(Items from a dataset)
----------

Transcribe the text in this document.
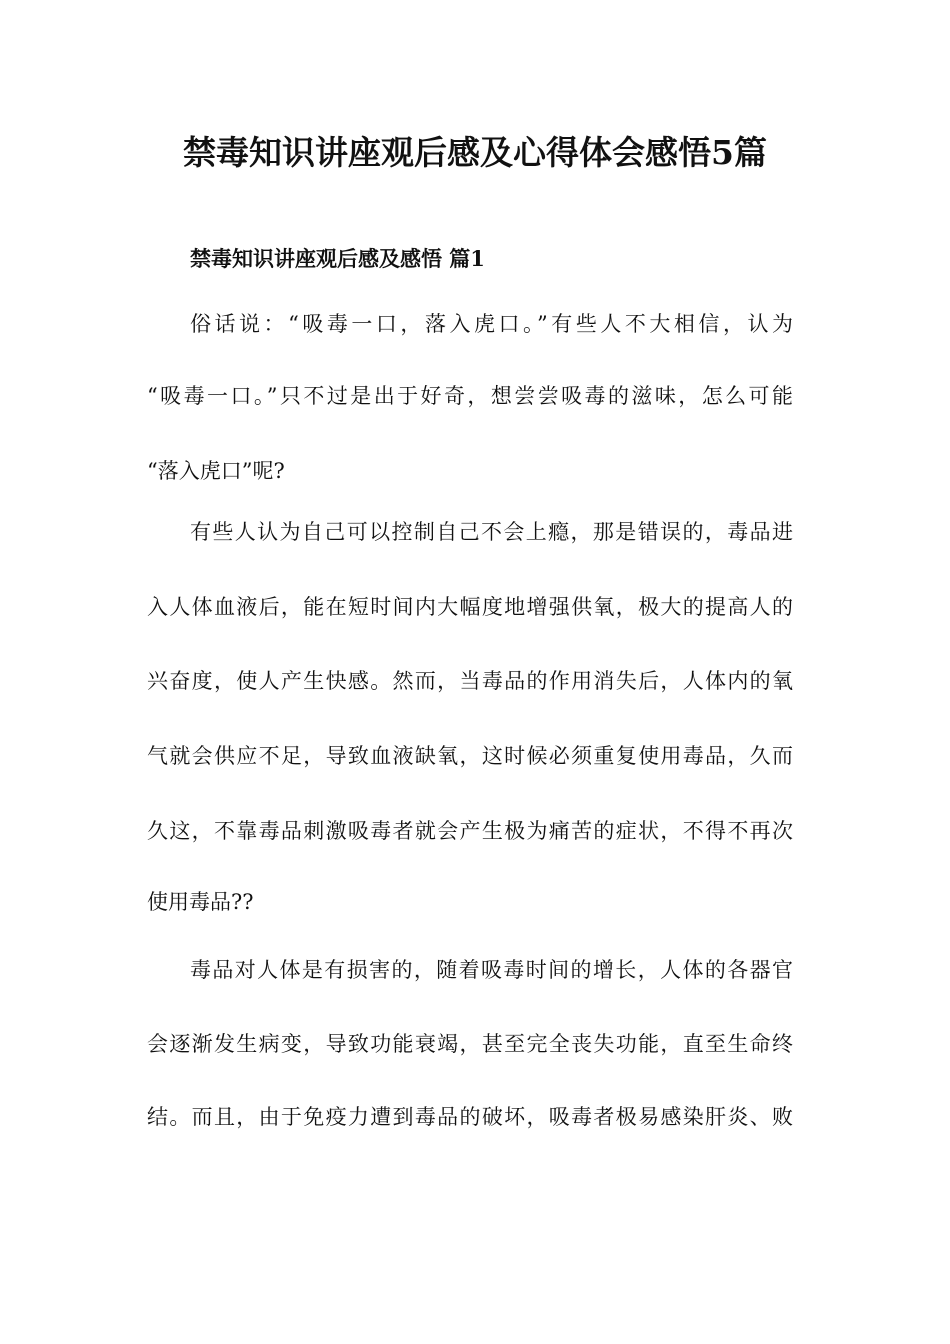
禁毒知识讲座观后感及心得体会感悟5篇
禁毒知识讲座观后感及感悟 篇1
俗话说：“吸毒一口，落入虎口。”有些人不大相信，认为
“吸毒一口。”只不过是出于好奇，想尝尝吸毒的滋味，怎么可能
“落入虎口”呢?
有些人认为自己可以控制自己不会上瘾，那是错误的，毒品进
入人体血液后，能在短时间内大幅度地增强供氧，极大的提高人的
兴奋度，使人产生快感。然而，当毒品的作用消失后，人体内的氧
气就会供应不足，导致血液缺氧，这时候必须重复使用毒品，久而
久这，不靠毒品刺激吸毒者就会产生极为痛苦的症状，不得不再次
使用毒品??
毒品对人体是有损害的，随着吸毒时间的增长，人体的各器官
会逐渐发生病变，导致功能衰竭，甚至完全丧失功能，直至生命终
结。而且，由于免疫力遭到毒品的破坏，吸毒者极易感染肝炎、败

----------

REQUIREMENTS
Pictures stay out; repeat all the rest of the records exactly.

RESULT
Transcribe the text in this document.
禁毒知识讲座观后感及心得体会感悟5篇
禁毒知识讲座观后感及感悟 篇1
俗话说：“吸毒一口，落入虎口。”有些人不大相信，认为
“吸毒一口。”只不过是出于好奇，想尝尝吸毒的滋味，怎么可能
“落入虎口”呢?
有些人认为自己可以控制自己不会上瘾，那是错误的，毒品进
入人体血液后，能在短时间内大幅度地增强供氧，极大的提高人的
兴奋度，使人产生快感。然而，当毒品的作用消失后，人体内的氧
气就会供应不足，导致血液缺氧，这时候必须重复使用毒品，久而
久这，不靠毒品刺激吸毒者就会产生极为痛苦的症状，不得不再次
使用毒品??
毒品对人体是有损害的，随着吸毒时间的增长，人体的各器官
会逐渐发生病变，导致功能衰竭，甚至完全丧失功能，直至生命终
结。而且，由于免疫力遭到毒品的破坏，吸毒者极易感染肝炎、败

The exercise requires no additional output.